* Exercise directions
Check each line of the material below for "Trade", then copy the ones that contain it.

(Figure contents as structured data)
┌──
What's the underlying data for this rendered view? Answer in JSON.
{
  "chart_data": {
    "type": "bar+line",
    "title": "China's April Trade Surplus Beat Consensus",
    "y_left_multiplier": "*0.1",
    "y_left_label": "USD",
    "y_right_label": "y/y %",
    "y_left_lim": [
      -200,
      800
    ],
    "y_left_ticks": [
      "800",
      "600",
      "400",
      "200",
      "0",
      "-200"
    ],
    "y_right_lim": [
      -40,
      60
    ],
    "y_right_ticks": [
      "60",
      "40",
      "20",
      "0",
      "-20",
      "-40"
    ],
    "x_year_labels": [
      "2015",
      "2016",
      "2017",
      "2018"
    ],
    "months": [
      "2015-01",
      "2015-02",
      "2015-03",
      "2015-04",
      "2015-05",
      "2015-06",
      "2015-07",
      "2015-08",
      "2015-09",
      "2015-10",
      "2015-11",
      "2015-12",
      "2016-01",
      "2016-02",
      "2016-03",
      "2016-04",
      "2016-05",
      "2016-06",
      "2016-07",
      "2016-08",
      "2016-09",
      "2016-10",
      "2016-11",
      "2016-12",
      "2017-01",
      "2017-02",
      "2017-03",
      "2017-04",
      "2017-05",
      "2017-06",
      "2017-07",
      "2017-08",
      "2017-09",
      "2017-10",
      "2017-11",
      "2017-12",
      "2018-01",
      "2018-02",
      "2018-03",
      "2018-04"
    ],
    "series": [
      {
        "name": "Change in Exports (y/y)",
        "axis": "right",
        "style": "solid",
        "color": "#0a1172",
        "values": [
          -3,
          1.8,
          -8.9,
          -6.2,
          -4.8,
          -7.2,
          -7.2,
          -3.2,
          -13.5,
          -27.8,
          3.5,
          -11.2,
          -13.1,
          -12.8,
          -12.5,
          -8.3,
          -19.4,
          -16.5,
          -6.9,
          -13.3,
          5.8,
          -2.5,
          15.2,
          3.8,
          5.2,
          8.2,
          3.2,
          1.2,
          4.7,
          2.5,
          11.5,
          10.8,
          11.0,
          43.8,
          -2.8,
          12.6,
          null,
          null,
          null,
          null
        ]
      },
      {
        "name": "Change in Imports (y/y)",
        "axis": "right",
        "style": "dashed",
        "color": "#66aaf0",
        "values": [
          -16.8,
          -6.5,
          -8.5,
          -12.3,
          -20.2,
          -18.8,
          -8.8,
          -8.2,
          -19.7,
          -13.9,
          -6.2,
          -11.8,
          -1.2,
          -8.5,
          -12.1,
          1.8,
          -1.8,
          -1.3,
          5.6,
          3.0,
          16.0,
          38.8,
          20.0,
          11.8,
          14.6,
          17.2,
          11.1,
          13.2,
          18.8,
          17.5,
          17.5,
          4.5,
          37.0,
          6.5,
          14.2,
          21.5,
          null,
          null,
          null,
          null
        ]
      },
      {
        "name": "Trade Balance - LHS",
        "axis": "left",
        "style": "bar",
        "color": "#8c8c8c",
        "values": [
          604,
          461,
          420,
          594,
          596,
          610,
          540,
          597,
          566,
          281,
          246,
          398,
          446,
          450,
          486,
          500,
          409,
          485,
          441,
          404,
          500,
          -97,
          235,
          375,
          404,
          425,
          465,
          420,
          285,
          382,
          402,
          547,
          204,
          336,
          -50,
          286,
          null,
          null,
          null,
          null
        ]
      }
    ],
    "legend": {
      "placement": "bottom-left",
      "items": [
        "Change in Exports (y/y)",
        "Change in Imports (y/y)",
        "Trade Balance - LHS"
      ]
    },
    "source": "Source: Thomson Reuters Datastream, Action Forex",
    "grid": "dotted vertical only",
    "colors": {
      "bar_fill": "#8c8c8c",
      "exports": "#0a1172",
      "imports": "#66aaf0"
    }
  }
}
└──
* Exercise response
    "title": "China's April Trade Surplus Beat Consensus",
        "name": "Trade Balance - LHS",
        "Trade Balance - LHS"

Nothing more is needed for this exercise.